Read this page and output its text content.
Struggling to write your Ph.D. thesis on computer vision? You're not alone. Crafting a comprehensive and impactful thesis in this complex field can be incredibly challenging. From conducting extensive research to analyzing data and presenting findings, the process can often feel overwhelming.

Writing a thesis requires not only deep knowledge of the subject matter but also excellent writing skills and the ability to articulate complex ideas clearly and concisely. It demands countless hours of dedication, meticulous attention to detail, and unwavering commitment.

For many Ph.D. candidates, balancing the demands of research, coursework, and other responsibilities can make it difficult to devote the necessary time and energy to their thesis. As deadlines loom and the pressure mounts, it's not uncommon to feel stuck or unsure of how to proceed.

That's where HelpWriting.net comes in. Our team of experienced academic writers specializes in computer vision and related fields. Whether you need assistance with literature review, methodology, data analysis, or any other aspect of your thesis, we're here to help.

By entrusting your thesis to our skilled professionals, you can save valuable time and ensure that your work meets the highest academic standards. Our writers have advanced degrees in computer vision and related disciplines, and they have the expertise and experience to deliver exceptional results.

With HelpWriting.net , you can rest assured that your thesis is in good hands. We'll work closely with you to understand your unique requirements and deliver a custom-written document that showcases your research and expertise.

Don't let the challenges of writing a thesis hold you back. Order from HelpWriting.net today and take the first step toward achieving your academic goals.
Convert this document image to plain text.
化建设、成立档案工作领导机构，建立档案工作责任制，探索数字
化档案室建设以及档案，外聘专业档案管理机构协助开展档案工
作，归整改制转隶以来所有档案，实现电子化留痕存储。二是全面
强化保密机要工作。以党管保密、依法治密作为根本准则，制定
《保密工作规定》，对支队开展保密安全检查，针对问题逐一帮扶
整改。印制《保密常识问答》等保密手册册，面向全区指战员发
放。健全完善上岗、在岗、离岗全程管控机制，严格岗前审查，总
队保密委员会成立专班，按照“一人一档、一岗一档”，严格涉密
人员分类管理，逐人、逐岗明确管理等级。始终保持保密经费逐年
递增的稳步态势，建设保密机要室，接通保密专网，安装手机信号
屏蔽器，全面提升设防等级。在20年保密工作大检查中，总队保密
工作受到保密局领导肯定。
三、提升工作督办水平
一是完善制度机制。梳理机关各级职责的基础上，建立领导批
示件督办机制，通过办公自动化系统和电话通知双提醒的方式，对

Work required — Beginning at the line that holds "Convert this document image to plain text.", write out word for word each line through the end of the records.

Solution for this problem —
Convert this document image to plain text.
化建设、成立档案工作领导机构，建立档案工作责任制，探索数字
化档案室建设以及档案，外聘专业档案管理机构协助开展档案工
作，归整改制转隶以来所有档案，实现电子化留痕存储。二是全面
强化保密机要工作。以党管保密、依法治密作为根本准则，制定
《保密工作规定》，对支队开展保密安全检查，针对问题逐一帮扶
整改。印制《保密常识问答》等保密手册册，面向全区指战员发
放。健全完善上岗、在岗、离岗全程管控机制，严格岗前审查，总
队保密委员会成立专班，按照“一人一档、一岗一档”，严格涉密
人员分类管理，逐人、逐岗明确管理等级。始终保持保密经费逐年
递增的稳步态势，建设保密机要室，接通保密专网，安装手机信号
屏蔽器，全面提升设防等级。在20年保密工作大检查中，总队保密
工作受到保密局领导肯定。
三、提升工作督办水平
一是完善制度机制。梳理机关各级职责的基础上，建立领导批
示件督办机制，通过办公自动化系统和电话通知双提醒的方式，对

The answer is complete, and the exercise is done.